→ Task instructions
Lines holding the string "MAMPOSTERÍA" are the ones to copy; find them all in the data.
○ ○ ○
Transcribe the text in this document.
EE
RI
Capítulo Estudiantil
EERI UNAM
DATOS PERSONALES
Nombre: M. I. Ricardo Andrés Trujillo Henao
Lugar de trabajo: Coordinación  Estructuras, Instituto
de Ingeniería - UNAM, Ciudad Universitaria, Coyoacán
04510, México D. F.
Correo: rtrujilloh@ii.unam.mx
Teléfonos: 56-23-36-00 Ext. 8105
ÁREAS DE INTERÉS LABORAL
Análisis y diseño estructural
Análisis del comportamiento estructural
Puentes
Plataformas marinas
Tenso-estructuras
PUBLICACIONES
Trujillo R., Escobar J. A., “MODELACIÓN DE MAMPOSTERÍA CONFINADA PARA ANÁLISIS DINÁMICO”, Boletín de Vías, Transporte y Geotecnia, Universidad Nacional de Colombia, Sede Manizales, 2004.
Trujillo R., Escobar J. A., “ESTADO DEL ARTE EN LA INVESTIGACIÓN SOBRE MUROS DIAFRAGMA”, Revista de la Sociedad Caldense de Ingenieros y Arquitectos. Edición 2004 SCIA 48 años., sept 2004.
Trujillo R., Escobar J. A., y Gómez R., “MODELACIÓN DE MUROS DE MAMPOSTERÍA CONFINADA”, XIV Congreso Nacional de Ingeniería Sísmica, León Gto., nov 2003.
○ ○ ○
→ Exercise result
Trujillo R., Escobar J. A., “MODELACIÓN DE MAMPOSTERÍA CONFINADA PARA ANÁLISIS DINÁMICO”, Boletín de Vías, Transporte y Geotecnia, Universidad Nacional de Colombia, Sede Manizales, 2004.
Trujillo R., Escobar J. A., y Gómez R., “MODELACIÓN DE MUROS DE MAMPOSTERÍA CONFINADA”, XIV Congreso Nacional de Ingeniería Sísmica, León Gto., nov 2003.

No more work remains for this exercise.